> [Task instructions]:
Transcribe the records that follow exactly. Skip the pictures.

> [Listed entries]:
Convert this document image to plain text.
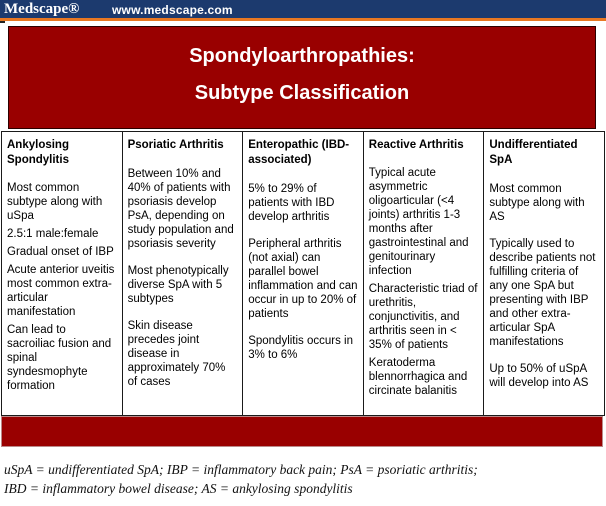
Medscape®	www.medscape.com
Spondyloarthropathies:
Subtype Classification
Ankylosing Spondylitis

Most common subtype along with uSpa

2.5:1 male:female

Gradual onset of IBP

Acute anterior uveitis most common extra-articular manifestation

Can lead to sacroiliac fusion and spinal syndesmophyte formation

Psoriatic Arthritis

Between 10% and 40% of patients with psoriasis develop PsA, depending on study population and psoriasis severity

Most phenotypically diverse SpA with 5 subtypes

Skin disease precedes joint disease in approximately 70% of cases

Enteropathic (IBD-associated)

5% to 29% of patients with IBD develop arthritis

Peripheral arthritis (not axial) can parallel bowel inflammation and can occur in up to 20% of patients

Spondylitis occurs in 3% to 6%

Reactive Arthritis

Typical acute asymmetric oligoarticular (<4 joints) arthritis 1-3 months after gastrointestinal and genitourinary infection

Characteristic triad of urethritis, conjunctivitis, and arthritis seen in < 35% of patients

Keratoderma blennorrhagica and circinate balanitis

Undifferentiated SpA

Most common subtype along with AS

Typically used to describe patients not fulfilling criteria of any one SpA but presenting with IBP and other extra-articular SpA manifestations

Up to 50% of uSpA will develop into AS

uSpA = undifferentiated SpA; IBP = inflammatory back pain; PsA = psoriatic arthritis;
IBD = inflammatory bowel disease; AS = ankylosing spondylitis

> [Answer to the exercise]:
Convert this document image to plain text.
Medscape®	www.medscape.com
Spondyloarthropathies:
Subtype Classification
Ankylosing Spondylitis

Most common subtype along with uSpa

2.5:1 male:female

Gradual onset of IBP

Acute anterior uveitis most common extra-articular manifestation

Can lead to sacroiliac fusion and spinal syndesmophyte formation

Psoriatic Arthritis

Between 10% and 40% of patients with psoriasis develop PsA, depending on study population and psoriasis severity

Most phenotypically diverse SpA with 5 subtypes

Skin disease precedes joint disease in approximately 70% of cases

Enteropathic (IBD-associated)

5% to 29% of patients with IBD develop arthritis

Peripheral arthritis (not axial) can parallel bowel inflammation and can occur in up to 20% of patients

Spondylitis occurs in 3% to 6%

Reactive Arthritis

Typical acute asymmetric oligoarticular (<4 joints) arthritis 1-3 months after gastrointestinal and genitourinary infection

Characteristic triad of urethritis, conjunctivitis, and arthritis seen in < 35% of patients

Keratoderma blennorrhagica and circinate balanitis

Undifferentiated SpA

Most common subtype along with AS

Typically used to describe patients not fulfilling criteria of any one SpA but presenting with IBP and other extra-articular SpA manifestations

Up to 50% of uSpA will develop into AS

uSpA = undifferentiated SpA; IBP = inflammatory back pain; PsA = psoriatic arthritis;
IBD = inflammatory bowel disease; AS = ankylosing spondylitis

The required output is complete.